[Data entries]
☆ ☆ ☆

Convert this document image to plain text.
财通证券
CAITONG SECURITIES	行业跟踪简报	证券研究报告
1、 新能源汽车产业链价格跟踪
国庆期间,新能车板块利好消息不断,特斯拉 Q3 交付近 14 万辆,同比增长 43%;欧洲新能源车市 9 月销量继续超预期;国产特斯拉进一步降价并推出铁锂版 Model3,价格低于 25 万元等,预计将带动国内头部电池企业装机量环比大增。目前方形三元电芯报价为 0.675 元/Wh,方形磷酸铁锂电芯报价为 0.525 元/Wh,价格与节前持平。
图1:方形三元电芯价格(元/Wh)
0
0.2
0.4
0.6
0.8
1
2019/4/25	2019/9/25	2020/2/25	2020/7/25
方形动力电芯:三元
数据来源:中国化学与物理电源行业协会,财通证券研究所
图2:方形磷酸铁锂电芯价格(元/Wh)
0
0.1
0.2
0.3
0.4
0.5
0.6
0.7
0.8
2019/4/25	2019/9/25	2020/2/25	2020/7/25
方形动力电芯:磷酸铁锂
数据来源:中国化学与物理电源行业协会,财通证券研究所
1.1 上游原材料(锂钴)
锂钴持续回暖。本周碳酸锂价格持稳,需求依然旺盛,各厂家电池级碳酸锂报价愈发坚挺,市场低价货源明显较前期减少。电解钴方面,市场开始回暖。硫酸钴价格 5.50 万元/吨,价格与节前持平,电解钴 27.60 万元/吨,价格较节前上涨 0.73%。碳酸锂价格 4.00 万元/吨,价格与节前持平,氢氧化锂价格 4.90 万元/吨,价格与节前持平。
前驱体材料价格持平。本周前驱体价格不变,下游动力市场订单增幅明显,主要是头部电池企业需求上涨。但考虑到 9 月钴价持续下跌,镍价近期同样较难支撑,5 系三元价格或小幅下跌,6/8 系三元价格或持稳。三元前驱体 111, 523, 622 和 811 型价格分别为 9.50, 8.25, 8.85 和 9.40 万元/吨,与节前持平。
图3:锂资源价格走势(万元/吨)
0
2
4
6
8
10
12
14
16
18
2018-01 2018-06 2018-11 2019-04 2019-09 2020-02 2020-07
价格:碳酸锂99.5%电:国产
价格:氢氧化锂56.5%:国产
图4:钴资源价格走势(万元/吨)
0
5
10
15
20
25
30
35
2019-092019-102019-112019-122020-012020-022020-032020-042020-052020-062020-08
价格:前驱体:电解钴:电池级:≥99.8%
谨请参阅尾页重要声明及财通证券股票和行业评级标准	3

☆ ☆ ☆

- [Challenge]
Search the entries for the word "价格与节前持平", then list each line that holds it.

- [Full answer]
国庆期间,新能车板块利好消息不断,特斯拉 Q3 交付近 14 万辆,同比增长 43%;欧洲新能源车市 9 月销量继续超预期;国产特斯拉进一步降价并推出铁锂版 Model3,价格低于 25 万元等,预计将带动国内头部电池企业装机量环比大增。目前方形三元电芯报价为 0.675 元/Wh,方形磷酸铁锂电芯报价为 0.525 元/Wh,价格与节前持平。
锂钴持续回暖。本周碳酸锂价格持稳,需求依然旺盛,各厂家电池级碳酸锂报价愈发坚挺,市场低价货源明显较前期减少。电解钴方面,市场开始回暖。硫酸钴价格 5.50 万元/吨,价格与节前持平,电解钴 27.60 万元/吨,价格较节前上涨 0.73%。碳酸锂价格 4.00 万元/吨,价格与节前持平,氢氧化锂价格 4.90 万元/吨,价格与节前持平。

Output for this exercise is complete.